■ **PROBLEM TO SOLVE**
Reproduce the data from the line with "Itemize the components" up to and including the line with "Bar [451,104,491,130]", putting "Column" wherever "Bar" appears and changing nothing else. Leave the pictures out of your answer.

■ **RAW RECORDS**
****************************************

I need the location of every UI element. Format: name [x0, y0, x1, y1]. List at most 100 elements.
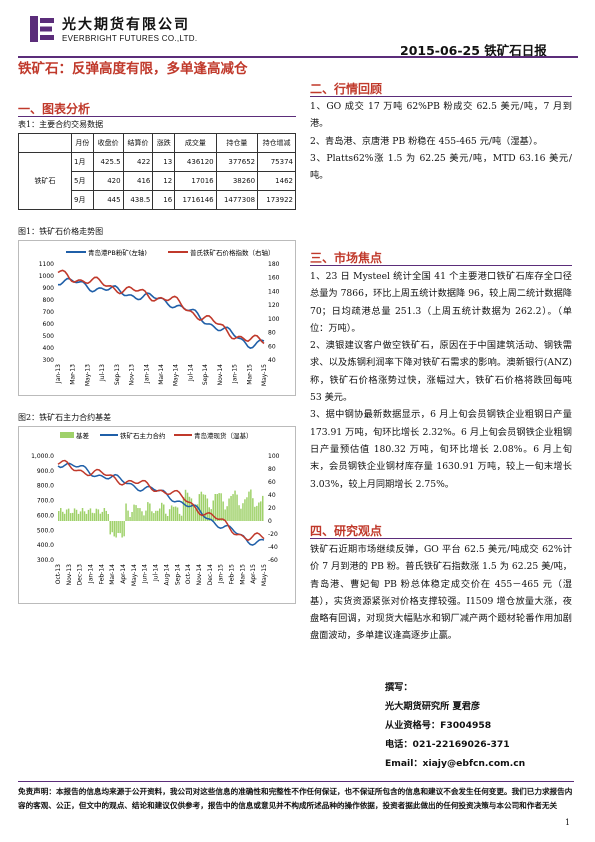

****************************************

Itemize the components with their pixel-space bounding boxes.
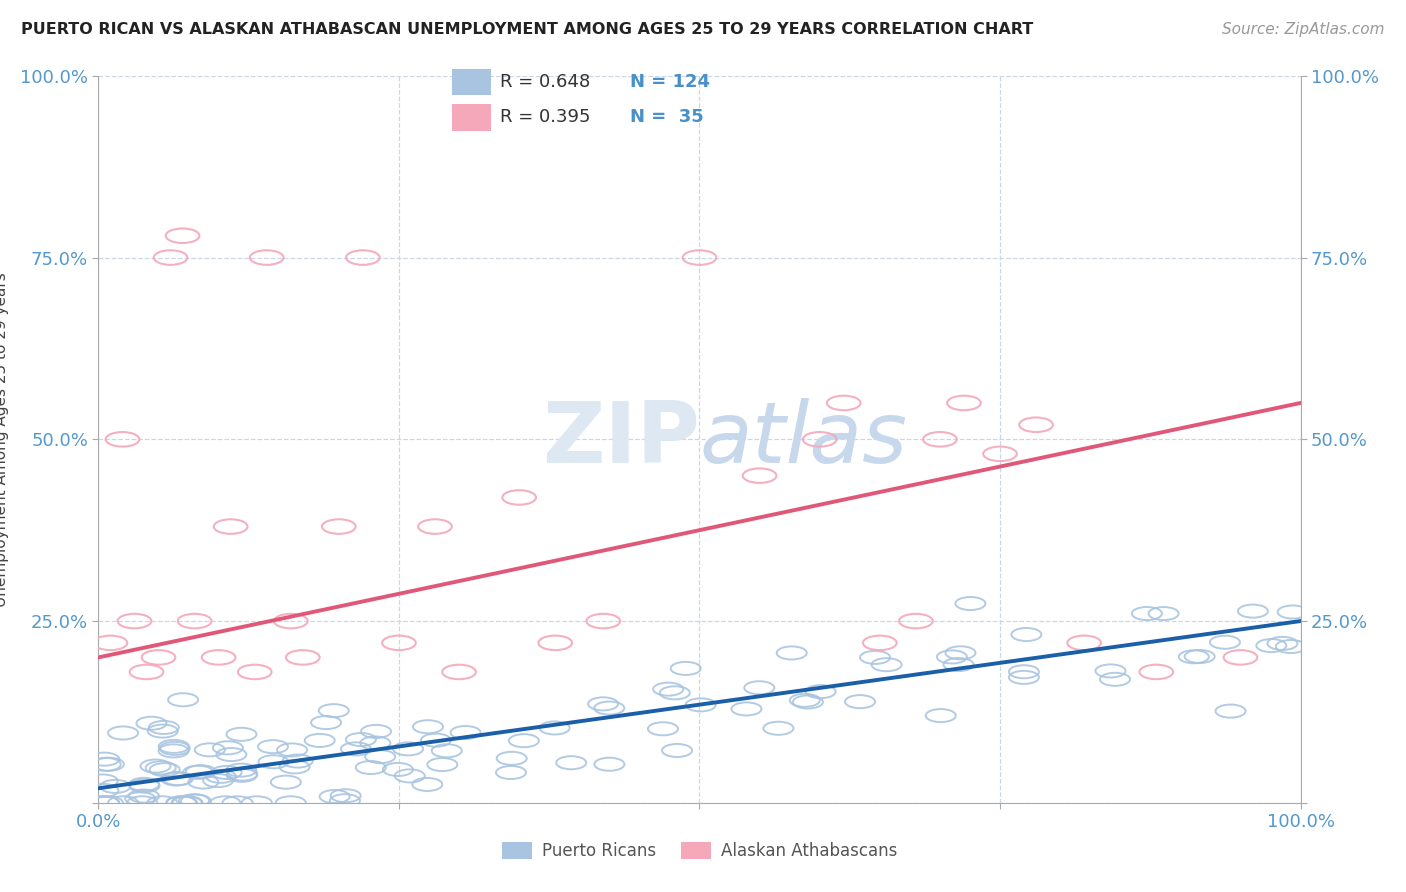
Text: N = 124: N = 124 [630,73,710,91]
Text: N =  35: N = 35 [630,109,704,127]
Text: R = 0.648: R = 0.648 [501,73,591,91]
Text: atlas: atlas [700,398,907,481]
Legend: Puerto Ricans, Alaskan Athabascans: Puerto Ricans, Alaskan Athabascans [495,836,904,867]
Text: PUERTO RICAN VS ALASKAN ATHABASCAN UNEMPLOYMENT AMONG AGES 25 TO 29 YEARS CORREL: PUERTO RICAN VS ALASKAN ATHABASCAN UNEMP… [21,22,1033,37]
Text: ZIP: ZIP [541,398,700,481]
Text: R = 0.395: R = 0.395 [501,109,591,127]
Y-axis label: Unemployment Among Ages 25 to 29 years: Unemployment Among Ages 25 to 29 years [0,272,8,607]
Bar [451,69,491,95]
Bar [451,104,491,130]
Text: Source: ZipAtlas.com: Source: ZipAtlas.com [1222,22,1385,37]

****************************************

■ **OUTPUT FOR THIS EXERCISE**
Itemize the components with their pixel-space bounding boxes.
Text: N = 124: N = 124 [630,73,710,91]
Text: N =  35: N = 35 [630,109,704,127]
Text: R = 0.648: R = 0.648 [501,73,591,91]
Text: atlas: atlas [700,398,907,481]
Legend: Puerto Ricans, Alaskan Athabascans: Puerto Ricans, Alaskan Athabascans [495,836,904,867]
Text: PUERTO RICAN VS ALASKAN ATHABASCAN UNEMPLOYMENT AMONG AGES 25 TO 29 YEARS CORREL: PUERTO RICAN VS ALASKAN ATHABASCAN UNEMP… [21,22,1033,37]
Text: ZIP: ZIP [541,398,700,481]
Text: R = 0.395: R = 0.395 [501,109,591,127]
Y-axis label: Unemployment Among Ages 25 to 29 years: Unemployment Among Ages 25 to 29 years [0,272,8,607]
Column [451,69,491,95]
Column [451,104,491,130]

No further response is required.